▶ _YOUR OBJECTIVE_: Leave out the pictures and reproduce all of the data exactly.

▶ _GIVEN RECORDS_:
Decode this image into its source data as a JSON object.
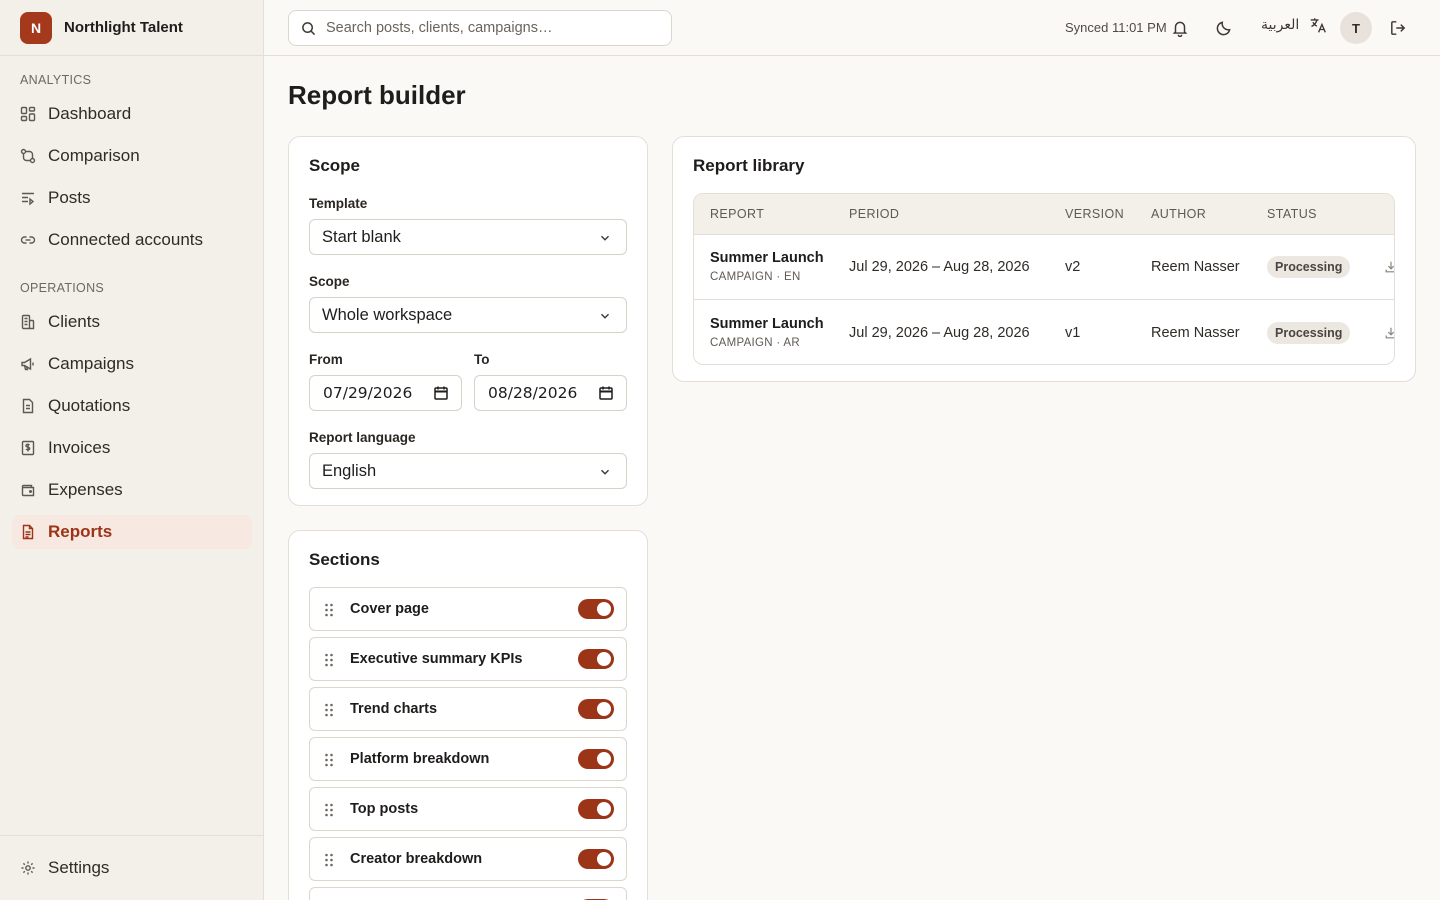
{
  "brand": {
    "logo_letter": "N",
    "name": "Northlight Talent",
    "accent": "#a5391c"
  },
  "sidebar": {
    "groups": [
      {
        "title": "ANALYTICS",
        "items": [
          {
            "label": "Dashboard",
            "icon": "dashboard-icon"
          },
          {
            "label": "Comparison",
            "icon": "compare-icon"
          },
          {
            "label": "Posts",
            "icon": "posts-icon"
          },
          {
            "label": "Connected accounts",
            "icon": "link-icon"
          }
        ]
      },
      {
        "title": "OPERATIONS",
        "items": [
          {
            "label": "Clients",
            "icon": "building-icon"
          },
          {
            "label": "Campaigns",
            "icon": "megaphone-icon"
          },
          {
            "label": "Quotations",
            "icon": "document-icon"
          },
          {
            "label": "Invoices",
            "icon": "receipt-icon"
          },
          {
            "label": "Expenses",
            "icon": "wallet-icon"
          },
          {
            "label": "Reports",
            "icon": "report-icon",
            "active": true
          }
        ]
      }
    ],
    "settings_label": "Settings"
  },
  "topbar": {
    "search_placeholder": "Search posts, clients, campaigns…",
    "synced_text": "Synced 11:01 PM",
    "language_label": "العربية",
    "avatar_initial": "T"
  },
  "page": {
    "title": "Report builder"
  },
  "scope_card": {
    "title": "Scope",
    "template_label": "Template",
    "template_value": "Start blank",
    "scope_label": "Scope",
    "scope_value": "Whole workspace",
    "from_label": "From",
    "from_value": "07/29/2026",
    "to_label": "To",
    "to_value": "08/28/2026",
    "language_label": "Report language",
    "language_value": "English"
  },
  "sections_card": {
    "title": "Sections",
    "items": [
      {
        "label": "Cover page",
        "enabled": true
      },
      {
        "label": "Executive summary KPIs",
        "enabled": true
      },
      {
        "label": "Trend charts",
        "enabled": true
      },
      {
        "label": "Platform breakdown",
        "enabled": true
      },
      {
        "label": "Top posts",
        "enabled": true
      },
      {
        "label": "Creator breakdown",
        "enabled": true
      }
    ]
  },
  "library": {
    "title": "Report library",
    "columns": [
      "REPORT",
      "PERIOD",
      "VERSION",
      "AUTHOR",
      "STATUS"
    ],
    "rows": [
      {
        "name": "Summer Launch",
        "sub": "CAMPAIGN · EN",
        "period": "Jul 29, 2026 – Aug 28, 2026",
        "version": "v2",
        "author": "Reem Nasser",
        "status": "Processing"
      },
      {
        "name": "Summer Launch",
        "sub": "CAMPAIGN · AR",
        "period": "Jul 29, 2026 – Aug 28, 2026",
        "version": "v1",
        "author": "Reem Nasser",
        "status": "Processing"
      }
    ]
  },
  "colors": {
    "accent": "#9c3418",
    "sidebar_bg": "#f3efe9",
    "page_bg": "#fbf9f6",
    "active_nav_bg": "#f7e8e1"
  }
}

▶ _FULL RESPONSE_:
Decode this image into its source data as a JSON object.
{
  "brand": {
    "logo_letter": "N",
    "name": "Northlight Talent",
    "accent": "#a5391c"
  },
  "sidebar": {
    "groups": [
      {
        "title": "ANALYTICS",
        "items": [
          {
            "label": "Dashboard",
            "icon": "dashboard-icon"
          },
          {
            "label": "Comparison",
            "icon": "compare-icon"
          },
          {
            "label": "Posts",
            "icon": "posts-icon"
          },
          {
            "label": "Connected accounts",
            "icon": "link-icon"
          }
        ]
      },
      {
        "title": "OPERATIONS",
        "items": [
          {
            "label": "Clients",
            "icon": "building-icon"
          },
          {
            "label": "Campaigns",
            "icon": "megaphone-icon"
          },
          {
            "label": "Quotations",
            "icon": "document-icon"
          },
          {
            "label": "Invoices",
            "icon": "receipt-icon"
          },
          {
            "label": "Expenses",
            "icon": "wallet-icon"
          },
          {
            "label": "Reports",
            "icon": "report-icon",
            "active": true
          }
        ]
      }
    ],
    "settings_label": "Settings"
  },
  "topbar": {
    "search_placeholder": "Search posts, clients, campaigns…",
    "synced_text": "Synced 11:01 PM",
    "language_label": "العربية",
    "avatar_initial": "T"
  },
  "page": {
    "title": "Report builder"
  },
  "scope_card": {
    "title": "Scope",
    "template_label": "Template",
    "template_value": "Start blank",
    "scope_label": "Scope",
    "scope_value": "Whole workspace",
    "from_label": "From",
    "from_value": "07/29/2026",
    "to_label": "To",
    "to_value": "08/28/2026",
    "language_label": "Report language",
    "language_value": "English"
  },
  "sections_card": {
    "title": "Sections",
    "items": [
      {
        "label": "Cover page",
        "enabled": true
      },
      {
        "label": "Executive summary KPIs",
        "enabled": true
      },
      {
        "label": "Trend charts",
        "enabled": true
      },
      {
        "label": "Platform breakdown",
        "enabled": true
      },
      {
        "label": "Top posts",
        "enabled": true
      },
      {
        "label": "Creator breakdown",
        "enabled": true
      }
    ]
  },
  "library": {
    "title": "Report library",
    "columns": [
      "REPORT",
      "PERIOD",
      "VERSION",
      "AUTHOR",
      "STATUS"
    ],
    "rows": [
      {
        "name": "Summer Launch",
        "sub": "CAMPAIGN · EN",
        "period": "Jul 29, 2026 – Aug 28, 2026",
        "version": "v2",
        "author": "Reem Nasser",
        "status": "Processing"
      },
      {
        "name": "Summer Launch",
        "sub": "CAMPAIGN · AR",
        "period": "Jul 29, 2026 – Aug 28, 2026",
        "version": "v1",
        "author": "Reem Nasser",
        "status": "Processing"
      }
    ]
  },
  "colors": {
    "accent": "#9c3418",
    "sidebar_bg": "#f3efe9",
    "page_bg": "#fbf9f6",
    "active_nav_bg": "#f7e8e1"
  }
}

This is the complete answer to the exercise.